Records
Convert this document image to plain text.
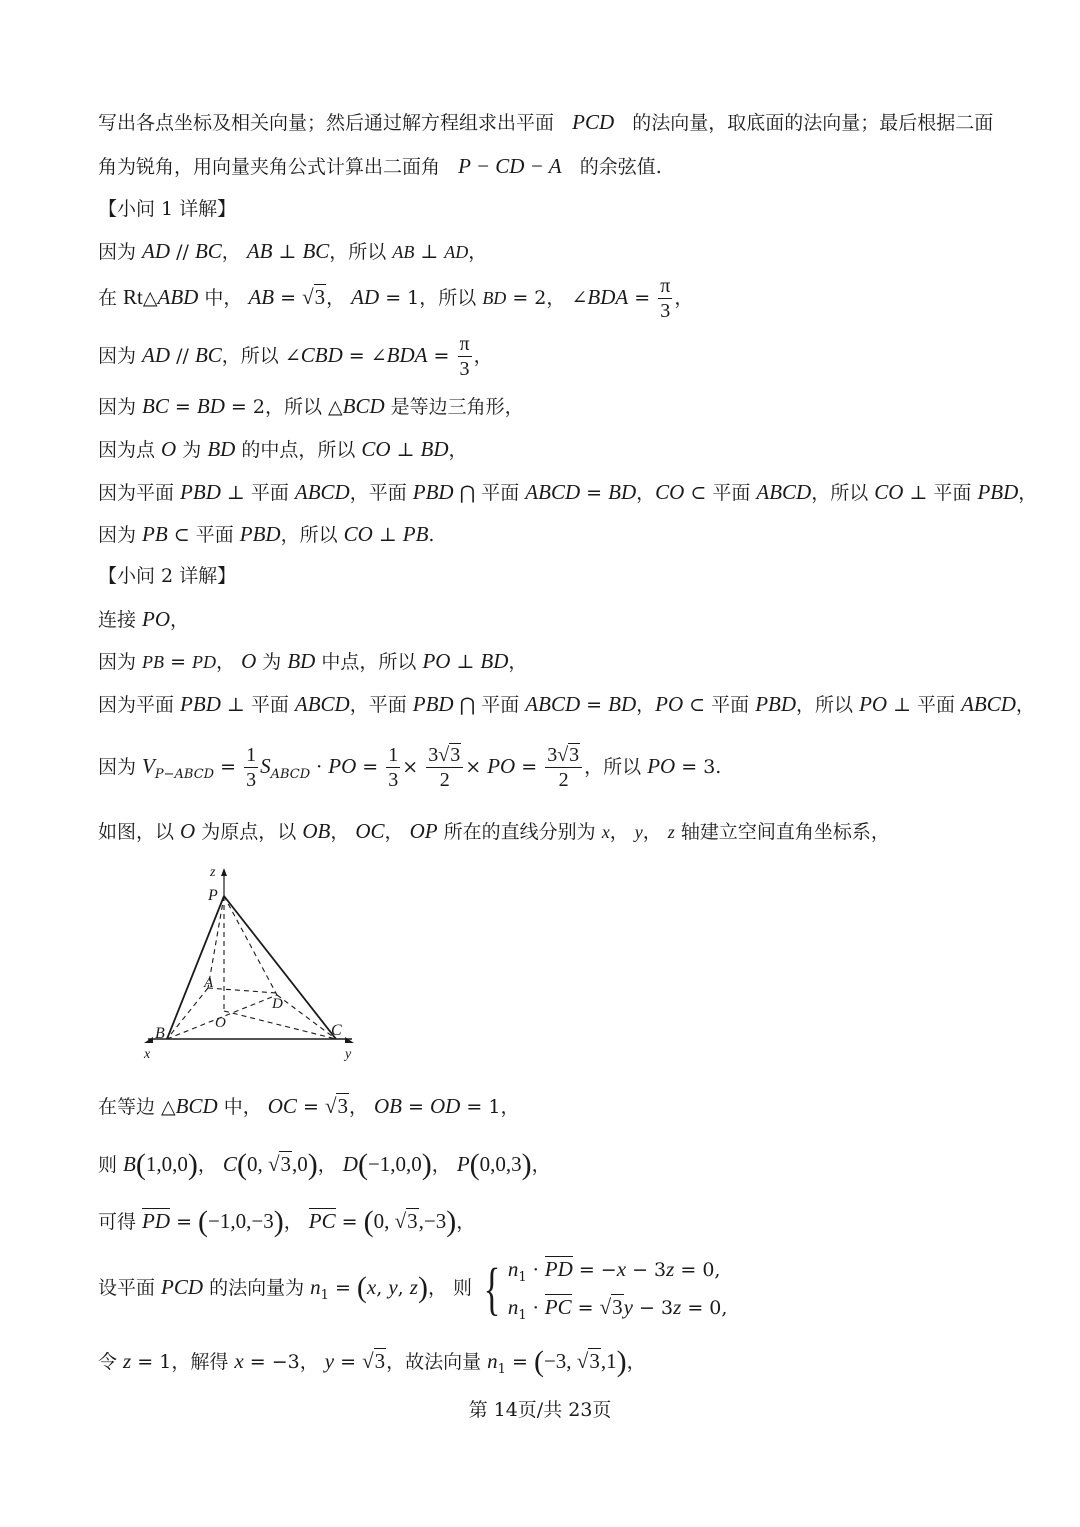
写出各点坐标及相关向量；然后通过解方程组求出平面 PCD 的法向量，取底面的法向量；最后根据二面
角为锐角，用向量夹角公式计算出二面角 P − CD − A 的余弦值.
【小问 1 详解】
因为 AD // BC， AB ⊥ BC，所以 AB ⊥ AD，
在 Rt△ABD 中， AB = √3， AD = 1，所以 BD = 2， ∠BDA = $\frac{\pi}{3}$ ，
因为 AD // BC，所以 ∠CBD = ∠BDA = $\frac{\pi}{3}$ ，
因为 BC = BD = 2，所以 △BCD 是等边三角形，
因为点 O 为 BD 的中点，所以 CO ⊥ BD，
因为平面 PBD ⊥ 平面 ABCD，平面 PBD ⋂ 平面 ABCD = BD，CO ⊂ 平面 ABCD，所以 CO ⊥ 平面 PBD，
因为 PB ⊂ 平面 PBD，所以 CO ⊥ PB.
【小问 2 详解】
连接 PO，
因为 PB = PD， O 为 BD 中点，所以 PO ⊥ BD，
因为平面 PBD ⊥ 平面 ABCD，平面 PBD ⋂ 平面 ABCD = BD，PO ⊂ 平面 PBD，所以 PO ⊥ 平面 ABCD，
因为 $V_{P-ABCD} = \frac{1}{3} S_{ABCD}$ · PO = $\frac{1}{3} \times \frac{3√3}{2}$ × PO = $\frac{3√3}{2}$ ，所以 PO = 3.
如图，以 O 为原点，以 OB， OC， OP 所在的直线分别为 x， y， z 轴建立空间直角坐标系，
z
P
A
D
O
B	C
x	y
在等边 △BCD 中， OC = √3， OB = OD = 1，
则 B(1,0,0)， C(0, √3,0)， D(−1,0,0)， P(0,0,3)，
可得 PD = (−1,0,−3)， PC = (0, √3,−3)，
设平面 PCD 的法向量为 $n_1 = (x$, y, z)， 则 { $n_1$ · PD = −x − 3z = 0,
$n_1$ · PC = √3y − 3z = 0,
令 z = 1，解得 x = −3， y = √3，故法向量 $n_1 = (-3$, √3,1)，
第 14页/共 23页
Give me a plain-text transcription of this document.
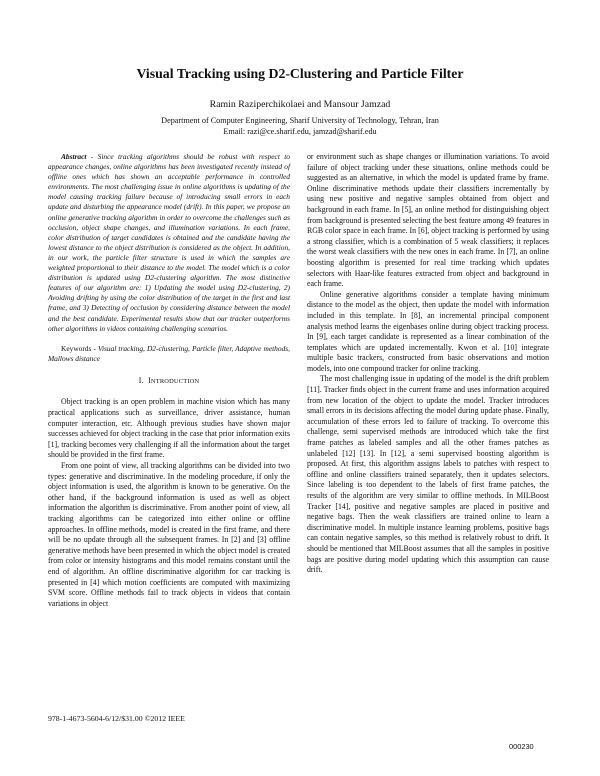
Visual Tracking using D2-Clustering and Particle Filter
Ramin Raziperchikolaei and Mansour Jamzad
Department of Computer Engineering, Sharif University of Technology, Tehran, Iran
Email: razi@ce.sharif.edu, jamzad@sharif.edu

Abstract - Since tracking algorithms should be robust with respect to appearance changes, online algorithms has been investigated recently instead of offline ones which has shown an acceptable performance in controlled environments. The most challenging issue in online algorithms is updating of the model causing tracking failure because of introducing small errors in each update and disturbing the appearance model (drift). In this paper, we propose an online generative tracking algorithm in order to overcome the challenges such as occlusion, object shape changes, and illumination variations. In each frame, color distribution of target candidates is obtained and the candidate having the lowest distance to the object distribution is considered as the object. In addition, in our work, the particle filter structure is used in which the samples are weighted proportional to their distance to the model. The model which is a color distribution is updated using D2-clustering algorithm. The most distinctive features of our algorithm are: 1) Updating the model using D2-clustering, 2) Avoiding drifting by using the color distribution of the target in the first and last frame, and 3) Detecting of occlusion by considering distance between the model and the best candidate. Experimental results show that our tracker outperforms other algorithms in videos containing challenging scenarios.

Keywords - Visual tracking, D2-clustering, Particle filter, Adaptive methods, Mallows distance

I. INTRODUCTION

Object tracking is an open problem in machine vision which has many practical applications such as surveillance, driver assistance, human computer interaction, etc. Although previous studies have shown major successes achieved for object tracking in the case that prior information exits [1], tracking becomes very challenging if all the information about the target should be provided in the first frame.

From one point of view, all tracking algorithms can be divided into two types: generative and discriminative. In the modeling procedure, if only the object information is used, the algorithm is known to be generative. On the other hand, if the background information is used as well as object information the algorithm is discriminative. From another point of view, all tracking algorithms can be categorized into either online or offline approaches. In offline methods, model is created in the first frame, and there will be no update through all the subsequent frames. In [2] and [3] offline generative methods have been presented in which the object model is created from color or intensity histograms and this model remains constant until the end of algorithm. An offline discriminative algorithm for car tracking is presented in [4] which motion coefficients are computed with maximizing SVM score. Offline methods fail to track objects in videos that contain variations in object

or environment such as shape changes or illumination variations. To avoid failure of object tracking under these situations, online methods could be suggested as an alternative, in which the model is updated frame by frame. Online discriminative methods update their classifiers incrementally by using new positive and negative samples obtained from object and background in each frame. In [5], an online method for distinguishing object from background is presented selecting the best feature among 49 features in RGB color space in each frame. In [6], object tracking is performed by using a strong classifier, which is a combination of 5 weak classifiers; it replaces the worst weak classifiers with the new ones in each frame. In [7], an online boosting algorithm is presented for real time tracking which updates selectors with Haar-like features extracted from object and background in each frame.

Online generative algorithms consider a template having minimum distance to the model as the object, then update the model with information included in this template. In [8], an incremental principal component analysis method learns the eigenbases online during object tracking process. In [9], each target candidate is represented as a linear combination of the templates which are updated incrementally. Kwon et al. [10] integrate multiple basic trackers, constructed from basic observations and motion models, into one compound tracker for online tracking.

The most challenging issue in updating of the model is the drift problem [11]. Tracker finds object in the current frame and uses information acquired from new location of the object to update the model. Tracker introduces small errors in its decisions affecting the model during update phase. Finally, accumulation of these errors led to failure of tracking. To overcome this challenge, semi supervised methods are introduced which take the first frame patches as labeled samples and all the other frames patches as unlabeled [12] [13]. In [12], a semi supervised boosting algorithm is proposed. At first, this algorithm assigns labels to patches with respect to offline and online classifiers trained separately, then it updates selectors. Since labeling is too dependent to the labels of first frame patches, the results of the algorithm are very similar to offline methods. In MILBoost Tracker [14], positive and negative samples are placed in positive and negative bags. Then the weak classifiers are trained online to learn a discriminative model. In multiple instance learning problems, positive bags can contain negative samples, so this method is relatively robust to drift. It should be mentioned that MILBoost assumes that all the samples in positive bags are positive during model updating which this assumption can cause drift.

978-1-4673-5604-6/12/$31.00 ©2012 IEEE
000230
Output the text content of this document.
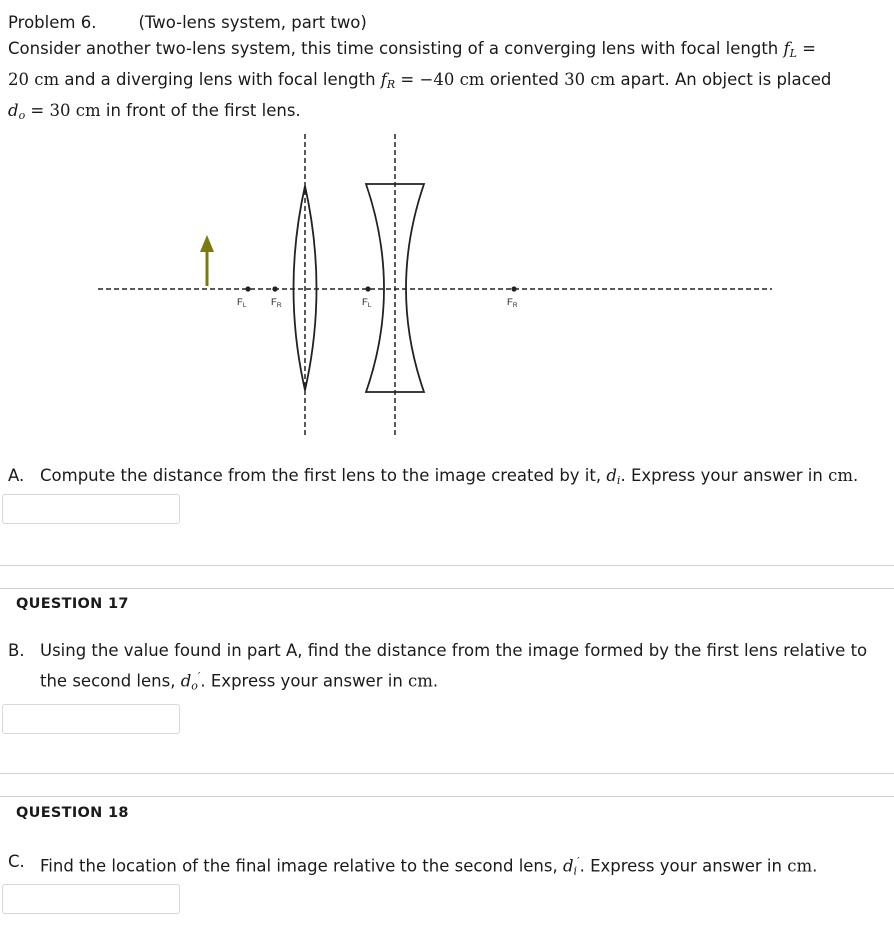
Problem 6.	(Two-lens system, part two)

Consider another two-lens system, this time consisting of a converging lens with focal length $f_L$ =
20 cm and a diverging lens with focal length $f_R = -40$ cm oriented 30 cm apart. An object is placed
$d_o = 30$ cm in front of the first lens.

$F_L$	$F_R$	$F_L$	$F_R$
A. Compute the distance from the first lens to the image created by it, $d_i$. Express your answer in cm.
QUESTION 17
B. Using the value found in part A, find the distance from the image formed by the first lens relative to
the second lens, $d_o'$. Express your answer in cm.
QUESTION 18
C. Find the location of the final image relative to the second lens, $d_i'$. Express your answer in cm.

## Description of the task
Reproduce all entries without any change, and omit the pictures.

## Answer to this task
Convert this document image to plain text.
写出各点坐标及相关向量；然后通过解方程组求出平面 PCD 的法向量，取底面的法向量；最后根据二面
角为锐角，用向量夹角公式计算出二面角 P − CD − A 的余弦值.
【小问 1 详解】
因为 AD // BC， AB ⊥ BC，所以 AB ⊥ AD，
在 Rt△ABD 中， AB = √3， AD = 1，所以 BD = 2， ∠BDA = $\frac{\pi}{3}$ ，
因为 AD // BC，所以 ∠CBD = ∠BDA = $\frac{\pi}{3}$ ，
因为 BC = BD = 2，所以 △BCD 是等边三角形，
因为点 O 为 BD 的中点，所以 CO ⊥ BD，
因为平面 PBD ⊥ 平面 ABCD，平面 PBD ⋂ 平面 ABCD = BD，CO ⊂ 平面 ABCD，所以 CO ⊥ 平面 PBD，
因为 PB ⊂ 平面 PBD，所以 CO ⊥ PB.
【小问 2 详解】
连接 PO，
因为 PB = PD， O 为 BD 中点，所以 PO ⊥ BD，
因为平面 PBD ⊥ 平面 ABCD，平面 PBD ⋂ 平面 ABCD = BD，PO ⊂ 平面 PBD，所以 PO ⊥ 平面 ABCD，
因为 $V_{P-ABCD} = \frac{1}{3} S_{ABCD}$ · PO = $\frac{1}{3} \times \frac{3√3}{2}$ × PO = $\frac{3√3}{2}$ ，所以 PO = 3.
如图，以 O 为原点，以 OB， OC， OP 所在的直线分别为 x， y， z 轴建立空间直角坐标系，
z
P
A
D
O
B	C
x	y
在等边 △BCD 中， OC = √3， OB = OD = 1，
则 B(1,0,0)， C(0, √3,0)， D(−1,0,0)， P(0,0,3)，
可得 PD = (−1,0,−3)， PC = (0, √3,−3)，
设平面 PCD 的法向量为 $n_1 = (x$, y, z)， 则 { $n_1$ · PD = −x − 3z = 0,
$n_1$ · PC = √3y − 3z = 0,
令 z = 1，解得 x = −3， y = √3，故法向量 $n_1 = (-3$, √3,1)，
第 14页/共 23页
Give me a plain-text transcription of this document.
Visual Tracking using D2-Clustering and Particle Filter
Ramin Raziperchikolaei and Mansour Jamzad
Department of Computer Engineering, Sharif University of Technology, Tehran, Iran
Email: razi@ce.sharif.edu, jamzad@sharif.edu

Abstract - Since tracking algorithms should be robust with respect to appearance changes, online algorithms has been investigated recently instead of offline ones which has shown an acceptable performance in controlled environments. The most challenging issue in online algorithms is updating of the model causing tracking failure because of introducing small errors in each update and disturbing the appearance model (drift). In this paper, we propose an online generative tracking algorithm in order to overcome the challenges such as occlusion, object shape changes, and illumination variations. In each frame, color distribution of target candidates is obtained and the candidate having the lowest distance to the object distribution is considered as the object. In addition, in our work, the particle filter structure is used in which the samples are weighted proportional to their distance to the model. The model which is a color distribution is updated using D2-clustering algorithm. The most distinctive features of our algorithm are: 1) Updating the model using D2-clustering, 2) Avoiding drifting by using the color distribution of the target in the first and last frame, and 3) Detecting of occlusion by considering distance between the model and the best candidate. Experimental results show that our tracker outperforms other algorithms in videos containing challenging scenarios.

Keywords - Visual tracking, D2-clustering, Particle filter, Adaptive methods, Mallows distance

I. INTRODUCTION

Object tracking is an open problem in machine vision which has many practical applications such as surveillance, driver assistance, human computer interaction, etc. Although previous studies have shown major successes achieved for object tracking in the case that prior information exits [1], tracking becomes very challenging if all the information about the target should be provided in the first frame.

From one point of view, all tracking algorithms can be divided into two types: generative and discriminative. In the modeling procedure, if only the object information is used, the algorithm is known to be generative. On the other hand, if the background information is used as well as object information the algorithm is discriminative. From another point of view, all tracking algorithms can be categorized into either online or offline approaches. In offline methods, model is created in the first frame, and there will be no update through all the subsequent frames. In [2] and [3] offline generative methods have been presented in which the object model is created from color or intensity histograms and this model remains constant until the end of algorithm. An offline discriminative algorithm for car tracking is presented in [4] which motion coefficients are computed with maximizing SVM score. Offline methods fail to track objects in videos that contain variations in object

or environment such as shape changes or illumination variations. To avoid failure of object tracking under these situations, online methods could be suggested as an alternative, in which the model is updated frame by frame. Online discriminative methods update their classifiers incrementally by using new positive and negative samples obtained from object and background in each frame. In [5], an online method for distinguishing object from background is presented selecting the best feature among 49 features in RGB color space in each frame. In [6], object tracking is performed by using a strong classifier, which is a combination of 5 weak classifiers; it replaces the worst weak classifiers with the new ones in each frame. In [7], an online boosting algorithm is presented for real time tracking which updates selectors with Haar-like features extracted from object and background in each frame.

Online generative algorithms consider a template having minimum distance to the model as the object, then update the model with information included in this template. In [8], an incremental principal component analysis method learns the eigenbases online during object tracking process. In [9], each target candidate is represented as a linear combination of the templates which are updated incrementally. Kwon et al. [10] integrate multiple basic trackers, constructed from basic observations and motion models, into one compound tracker for online tracking.

The most challenging issue in updating of the model is the drift problem [11]. Tracker finds object in the current frame and uses information acquired from new location of the object to update the model. Tracker introduces small errors in its decisions affecting the model during update phase. Finally, accumulation of these errors led to failure of tracking. To overcome this challenge, semi supervised methods are introduced which take the first frame patches as labeled samples and all the other frames patches as unlabeled [12] [13]. In [12], a semi supervised boosting algorithm is proposed. At first, this algorithm assigns labels to patches with respect to offline and online classifiers trained separately, then it updates selectors. Since labeling is too dependent to the labels of first frame patches, the results of the algorithm are very similar to offline methods. In MILBoost Tracker [14], positive and negative samples are placed in positive and negative bags. Then the weak classifiers are trained online to learn a discriminative model. In multiple instance learning problems, positive bags can contain negative samples, so this method is relatively robust to drift. It should be mentioned that MILBoost assumes that all the samples in positive bags are positive during model updating which this assumption can cause drift.

978-1-4673-5604-6/12/$31.00 ©2012 IEEE
000230
Output the text content of this document.
Problem 6.	(Two-lens system, part two)

Consider another two-lens system, this time consisting of a converging lens with focal length $f_L$ =
20 cm and a diverging lens with focal length $f_R = -40$ cm oriented 30 cm apart. An object is placed
$d_o = 30$ cm in front of the first lens.

$F_L$	$F_R$	$F_L$	$F_R$
A. Compute the distance from the first lens to the image created by it, $d_i$. Express your answer in cm.
QUESTION 17
B. Using the value found in part A, find the distance from the image formed by the first lens relative to
the second lens, $d_o'$. Express your answer in cm.
QUESTION 18
C. Find the location of the final image relative to the second lens, $d_i'$. Express your answer in cm.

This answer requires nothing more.